◆ Supplied data:

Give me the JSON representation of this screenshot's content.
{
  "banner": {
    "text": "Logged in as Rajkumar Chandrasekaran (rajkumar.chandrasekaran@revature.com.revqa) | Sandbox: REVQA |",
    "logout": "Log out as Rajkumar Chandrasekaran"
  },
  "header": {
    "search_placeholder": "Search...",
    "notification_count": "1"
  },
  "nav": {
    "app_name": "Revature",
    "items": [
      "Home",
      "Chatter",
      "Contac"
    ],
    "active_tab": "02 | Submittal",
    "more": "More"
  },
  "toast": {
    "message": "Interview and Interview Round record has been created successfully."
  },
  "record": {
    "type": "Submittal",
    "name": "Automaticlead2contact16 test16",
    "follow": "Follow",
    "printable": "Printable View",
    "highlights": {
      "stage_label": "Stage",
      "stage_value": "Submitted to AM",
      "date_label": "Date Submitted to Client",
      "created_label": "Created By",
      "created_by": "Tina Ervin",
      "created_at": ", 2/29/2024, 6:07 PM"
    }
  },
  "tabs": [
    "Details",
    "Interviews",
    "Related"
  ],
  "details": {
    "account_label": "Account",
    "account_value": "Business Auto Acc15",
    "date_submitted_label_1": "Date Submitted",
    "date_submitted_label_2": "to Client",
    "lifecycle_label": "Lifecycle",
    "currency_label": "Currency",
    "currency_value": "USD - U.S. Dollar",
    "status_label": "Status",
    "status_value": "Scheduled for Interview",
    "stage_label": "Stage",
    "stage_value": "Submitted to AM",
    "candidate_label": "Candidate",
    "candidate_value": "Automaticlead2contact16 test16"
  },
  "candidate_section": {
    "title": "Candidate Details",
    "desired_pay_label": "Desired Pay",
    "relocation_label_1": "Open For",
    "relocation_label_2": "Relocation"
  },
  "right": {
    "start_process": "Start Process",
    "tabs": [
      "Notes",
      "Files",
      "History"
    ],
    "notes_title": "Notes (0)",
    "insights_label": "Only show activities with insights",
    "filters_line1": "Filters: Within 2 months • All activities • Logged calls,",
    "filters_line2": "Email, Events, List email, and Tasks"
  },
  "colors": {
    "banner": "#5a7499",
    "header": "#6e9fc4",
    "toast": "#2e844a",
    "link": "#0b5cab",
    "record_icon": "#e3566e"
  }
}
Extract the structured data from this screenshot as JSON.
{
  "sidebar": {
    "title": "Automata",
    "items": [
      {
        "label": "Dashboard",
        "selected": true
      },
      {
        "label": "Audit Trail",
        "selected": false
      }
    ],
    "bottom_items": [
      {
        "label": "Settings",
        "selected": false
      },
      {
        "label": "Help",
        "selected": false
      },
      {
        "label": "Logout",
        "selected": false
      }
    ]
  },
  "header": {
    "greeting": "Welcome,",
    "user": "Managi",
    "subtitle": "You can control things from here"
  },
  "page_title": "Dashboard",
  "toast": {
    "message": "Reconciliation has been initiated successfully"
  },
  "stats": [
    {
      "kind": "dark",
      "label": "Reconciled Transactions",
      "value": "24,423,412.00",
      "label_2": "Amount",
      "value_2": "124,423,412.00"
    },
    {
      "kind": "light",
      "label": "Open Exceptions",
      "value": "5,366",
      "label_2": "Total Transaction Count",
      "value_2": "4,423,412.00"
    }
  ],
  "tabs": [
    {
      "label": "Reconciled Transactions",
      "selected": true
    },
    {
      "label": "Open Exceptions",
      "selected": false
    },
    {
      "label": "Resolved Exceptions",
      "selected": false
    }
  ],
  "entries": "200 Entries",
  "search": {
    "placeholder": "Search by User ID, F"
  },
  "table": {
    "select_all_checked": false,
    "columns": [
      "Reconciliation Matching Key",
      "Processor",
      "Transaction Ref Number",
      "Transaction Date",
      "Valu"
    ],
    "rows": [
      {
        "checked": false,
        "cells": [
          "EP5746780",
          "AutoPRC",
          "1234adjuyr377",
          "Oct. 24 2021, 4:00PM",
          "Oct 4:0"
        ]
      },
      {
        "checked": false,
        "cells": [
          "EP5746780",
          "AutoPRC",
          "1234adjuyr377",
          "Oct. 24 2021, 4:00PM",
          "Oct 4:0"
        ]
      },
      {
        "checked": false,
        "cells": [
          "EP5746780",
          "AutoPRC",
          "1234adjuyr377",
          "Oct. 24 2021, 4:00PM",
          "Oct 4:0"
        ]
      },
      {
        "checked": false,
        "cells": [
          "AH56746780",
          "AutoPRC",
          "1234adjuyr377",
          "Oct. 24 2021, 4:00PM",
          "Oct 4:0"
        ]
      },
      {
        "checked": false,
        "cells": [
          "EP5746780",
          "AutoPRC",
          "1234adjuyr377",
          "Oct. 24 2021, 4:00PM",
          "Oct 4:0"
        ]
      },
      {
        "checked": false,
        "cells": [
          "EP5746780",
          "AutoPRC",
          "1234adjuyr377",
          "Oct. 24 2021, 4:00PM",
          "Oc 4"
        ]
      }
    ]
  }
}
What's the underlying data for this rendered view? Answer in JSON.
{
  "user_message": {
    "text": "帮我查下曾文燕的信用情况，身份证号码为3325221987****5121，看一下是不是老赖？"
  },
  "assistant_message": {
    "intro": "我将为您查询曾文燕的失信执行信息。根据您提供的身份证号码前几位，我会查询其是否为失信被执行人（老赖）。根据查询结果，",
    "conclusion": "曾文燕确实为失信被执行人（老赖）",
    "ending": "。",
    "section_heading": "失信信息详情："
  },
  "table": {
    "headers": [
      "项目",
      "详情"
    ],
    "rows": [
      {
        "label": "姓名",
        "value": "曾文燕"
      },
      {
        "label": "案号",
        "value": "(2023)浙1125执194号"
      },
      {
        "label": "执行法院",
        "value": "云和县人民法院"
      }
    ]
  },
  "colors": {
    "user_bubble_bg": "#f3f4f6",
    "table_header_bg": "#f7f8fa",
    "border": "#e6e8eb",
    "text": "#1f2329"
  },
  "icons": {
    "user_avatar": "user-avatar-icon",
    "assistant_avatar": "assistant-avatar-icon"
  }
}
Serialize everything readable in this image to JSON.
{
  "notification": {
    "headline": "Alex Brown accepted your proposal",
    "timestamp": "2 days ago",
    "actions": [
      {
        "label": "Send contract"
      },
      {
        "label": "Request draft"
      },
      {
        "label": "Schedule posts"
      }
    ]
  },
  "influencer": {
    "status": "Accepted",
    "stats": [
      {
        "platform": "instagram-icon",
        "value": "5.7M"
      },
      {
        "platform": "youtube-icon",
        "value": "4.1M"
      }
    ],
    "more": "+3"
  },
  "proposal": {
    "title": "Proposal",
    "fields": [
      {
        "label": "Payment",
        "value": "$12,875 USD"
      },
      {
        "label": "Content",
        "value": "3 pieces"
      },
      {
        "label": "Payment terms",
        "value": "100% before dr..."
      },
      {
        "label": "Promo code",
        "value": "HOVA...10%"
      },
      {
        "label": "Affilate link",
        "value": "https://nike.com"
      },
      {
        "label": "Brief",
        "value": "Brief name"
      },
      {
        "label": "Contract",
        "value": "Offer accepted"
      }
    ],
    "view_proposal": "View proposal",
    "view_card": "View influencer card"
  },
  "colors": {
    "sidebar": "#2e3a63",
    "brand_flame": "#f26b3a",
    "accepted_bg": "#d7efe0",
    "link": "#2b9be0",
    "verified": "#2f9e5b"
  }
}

◆ What is needed:
Show every line in the records above that contains the word "Rajkumar".

◆ Task solution:
    "text": "Logged in as Rajkumar Chandrasekaran (rajkumar.chandrasekaran@revature.com.revqa) | Sandbox: REVQA |",
    "logout": "Log out as Rajkumar Chandrasekaran"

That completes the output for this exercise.